Copy every line of the records below that holds the word "forvaltning".

--- GIVEN ENTRIES ---

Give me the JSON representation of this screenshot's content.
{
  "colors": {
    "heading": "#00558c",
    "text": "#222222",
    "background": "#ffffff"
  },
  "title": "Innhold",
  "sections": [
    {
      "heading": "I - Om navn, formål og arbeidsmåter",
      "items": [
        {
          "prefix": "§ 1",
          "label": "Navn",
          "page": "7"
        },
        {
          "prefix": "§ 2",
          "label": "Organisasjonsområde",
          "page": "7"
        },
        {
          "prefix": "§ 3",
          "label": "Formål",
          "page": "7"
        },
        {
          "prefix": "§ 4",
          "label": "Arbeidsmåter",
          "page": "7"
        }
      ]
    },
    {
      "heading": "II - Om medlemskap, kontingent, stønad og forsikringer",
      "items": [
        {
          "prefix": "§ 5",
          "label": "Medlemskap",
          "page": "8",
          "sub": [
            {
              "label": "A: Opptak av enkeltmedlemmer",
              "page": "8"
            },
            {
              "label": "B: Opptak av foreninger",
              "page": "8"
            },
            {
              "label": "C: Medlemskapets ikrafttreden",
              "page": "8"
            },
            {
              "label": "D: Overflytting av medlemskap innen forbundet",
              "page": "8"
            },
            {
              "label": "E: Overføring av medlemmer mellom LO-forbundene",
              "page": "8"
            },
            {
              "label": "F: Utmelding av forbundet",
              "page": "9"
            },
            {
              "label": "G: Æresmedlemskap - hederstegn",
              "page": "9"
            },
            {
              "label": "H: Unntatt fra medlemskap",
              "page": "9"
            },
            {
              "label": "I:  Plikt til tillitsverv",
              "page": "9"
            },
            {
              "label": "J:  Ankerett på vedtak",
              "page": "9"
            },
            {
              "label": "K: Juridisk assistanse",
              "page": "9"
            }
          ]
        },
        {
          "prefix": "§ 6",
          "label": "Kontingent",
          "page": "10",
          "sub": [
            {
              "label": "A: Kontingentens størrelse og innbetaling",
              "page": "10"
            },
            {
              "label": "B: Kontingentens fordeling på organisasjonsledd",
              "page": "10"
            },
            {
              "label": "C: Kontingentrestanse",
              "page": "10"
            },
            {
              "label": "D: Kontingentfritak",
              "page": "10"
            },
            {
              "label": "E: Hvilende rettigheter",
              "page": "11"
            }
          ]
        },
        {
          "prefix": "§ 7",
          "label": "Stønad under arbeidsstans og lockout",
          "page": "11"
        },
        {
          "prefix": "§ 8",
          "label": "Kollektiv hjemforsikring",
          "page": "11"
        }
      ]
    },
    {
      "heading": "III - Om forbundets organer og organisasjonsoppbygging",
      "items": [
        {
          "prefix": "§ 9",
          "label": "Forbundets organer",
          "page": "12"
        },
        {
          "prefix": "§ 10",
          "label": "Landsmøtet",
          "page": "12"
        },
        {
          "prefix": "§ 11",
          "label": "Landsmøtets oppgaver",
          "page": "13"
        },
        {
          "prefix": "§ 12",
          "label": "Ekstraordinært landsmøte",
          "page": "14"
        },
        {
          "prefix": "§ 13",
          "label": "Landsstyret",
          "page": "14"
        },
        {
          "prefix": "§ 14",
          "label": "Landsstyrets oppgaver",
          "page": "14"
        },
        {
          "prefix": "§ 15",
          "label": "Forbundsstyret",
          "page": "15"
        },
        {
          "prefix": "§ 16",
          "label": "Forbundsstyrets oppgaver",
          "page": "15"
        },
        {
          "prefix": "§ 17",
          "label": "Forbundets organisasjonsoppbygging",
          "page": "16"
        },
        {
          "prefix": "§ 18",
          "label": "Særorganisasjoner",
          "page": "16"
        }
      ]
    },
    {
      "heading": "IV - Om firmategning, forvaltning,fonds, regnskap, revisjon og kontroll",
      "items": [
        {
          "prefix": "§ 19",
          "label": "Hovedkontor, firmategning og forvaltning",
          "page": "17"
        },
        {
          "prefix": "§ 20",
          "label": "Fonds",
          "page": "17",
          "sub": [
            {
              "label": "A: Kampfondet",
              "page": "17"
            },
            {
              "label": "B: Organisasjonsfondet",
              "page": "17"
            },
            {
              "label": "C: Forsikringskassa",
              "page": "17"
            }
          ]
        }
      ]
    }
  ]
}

---

WRITTEN ANSWER
      "heading": "IV - Om firmategning, forvaltning,fonds, regnskap, revisjon og kontroll",
          "label": "Hovedkontor, firmategning og forvaltning",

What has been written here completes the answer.